» **Stated exercise**
Leave out any pictures and transcribe all other data below exactly.

══════════════════════════════

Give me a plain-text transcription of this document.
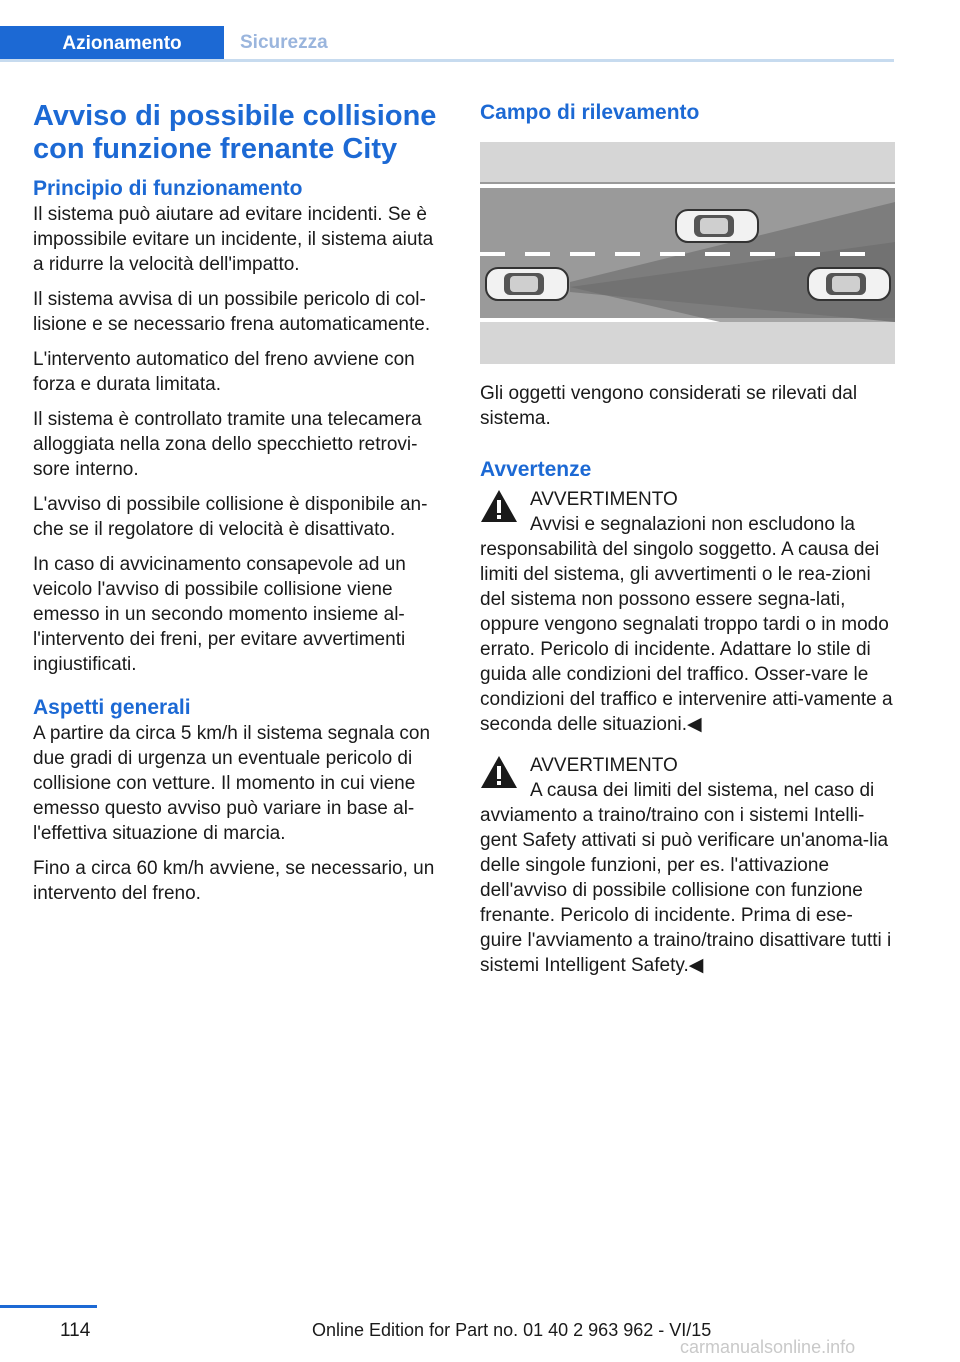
Azionamento	Sicurezza
Avviso di possibile collisione con funzione frenante City
Principio di funzionamento

Il sistema può aiutare ad evitare incidenti. Se è impossibile evitare un incidente, il sistema aiuta a ridurre la velocità dell'impatto.

Il sistema avvisa di un possibile pericolo di col-lisione e se necessario frena automaticamente.

L'intervento automatico del freno avviene con forza e durata limitata.

Il sistema è controllato tramite una telecamera alloggiata nella zona dello specchietto retrovi-sore interno.

L'avviso di possibile collisione è disponibile an-che se il regolatore di velocità è disattivato.

In caso di avvicinamento consapevole ad un veicolo l'avviso di possibile collisione viene emesso in un secondo momento insieme al-l'intervento dei freni, per evitare avvertimenti ingiustificati.

Aspetti generali

A partire da circa 5 km/h il sistema segnala con due gradi di urgenza un eventuale pericolo di collisione con vetture. Il momento in cui viene emesso questo avviso può variare in base al-l'effettiva situazione di marcia.

Fino a circa 60 km/h avviene, se necessario, un intervento del freno.

Campo di rilevamento

Gli oggetti vengono considerati se rilevati dal sistema.

Avvertenze
AVVERTIMENTO

Avvisi e segnalazioni non escludono la responsabilità del singolo soggetto. A causa dei limiti del sistema, gli avvertimenti o le rea-zioni del sistema non possono essere segna-lati, oppure vengono segnalati troppo tardi o in modo errato. Pericolo di incidente. Adattare lo stile di guida alle condizioni del traffico. Osser-vare le condizioni del traffico e intervenire atti-vamente a seconda delle situazioni.◀

AVVERTIMENTO

A causa dei limiti del sistema, nel caso di avviamento a traino/traino con i sistemi Intelli-gent Safety attivati si può verificare un'anoma-lia delle singole funzioni, per es. l'attivazione dell'avviso di possibile collisione con funzione frenante. Pericolo di incidente. Prima di ese-guire l'avviamento a traino/traino disattivare tutti i sistemi Intelligent Safety.◀

114	Online Edition for Part no. 01 40 2 963 962 - VI/15
carmanualsonline.info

══════════════════════════════

» **Written solution**
Give me a plain-text transcription of this document.
Azionamento	Sicurezza
Avviso di possibile collisione con funzione frenante City
Principio di funzionamento

Il sistema può aiutare ad evitare incidenti. Se è impossibile evitare un incidente, il sistema aiuta a ridurre la velocità dell'impatto.

Il sistema avvisa di un possibile pericolo di col-lisione e se necessario frena automaticamente.

L'intervento automatico del freno avviene con forza e durata limitata.

Il sistema è controllato tramite una telecamera alloggiata nella zona dello specchietto retrovi-sore interno.

L'avviso di possibile collisione è disponibile an-che se il regolatore di velocità è disattivato.

In caso di avvicinamento consapevole ad un veicolo l'avviso di possibile collisione viene emesso in un secondo momento insieme al-l'intervento dei freni, per evitare avvertimenti ingiustificati.

Aspetti generali

A partire da circa 5 km/h il sistema segnala con due gradi di urgenza un eventuale pericolo di collisione con vetture. Il momento in cui viene emesso questo avviso può variare in base al-l'effettiva situazione di marcia.

Fino a circa 60 km/h avviene, se necessario, un intervento del freno.

Campo di rilevamento

Gli oggetti vengono considerati se rilevati dal sistema.

Avvertenze
AVVERTIMENTO

Avvisi e segnalazioni non escludono la responsabilità del singolo soggetto. A causa dei limiti del sistema, gli avvertimenti o le rea-zioni del sistema non possono essere segna-lati, oppure vengono segnalati troppo tardi o in modo errato. Pericolo di incidente. Adattare lo stile di guida alle condizioni del traffico. Osser-vare le condizioni del traffico e intervenire atti-vamente a seconda delle situazioni.◀

AVVERTIMENTO

A causa dei limiti del sistema, nel caso di avviamento a traino/traino con i sistemi Intelli-gent Safety attivati si può verificare un'anoma-lia delle singole funzioni, per es. l'attivazione dell'avviso di possibile collisione con funzione frenante. Pericolo di incidente. Prima di ese-guire l'avviamento a traino/traino disattivare tutti i sistemi Intelligent Safety.◀

114	Online Edition for Part no. 01 40 2 963 962 - VI/15
carmanualsonline.info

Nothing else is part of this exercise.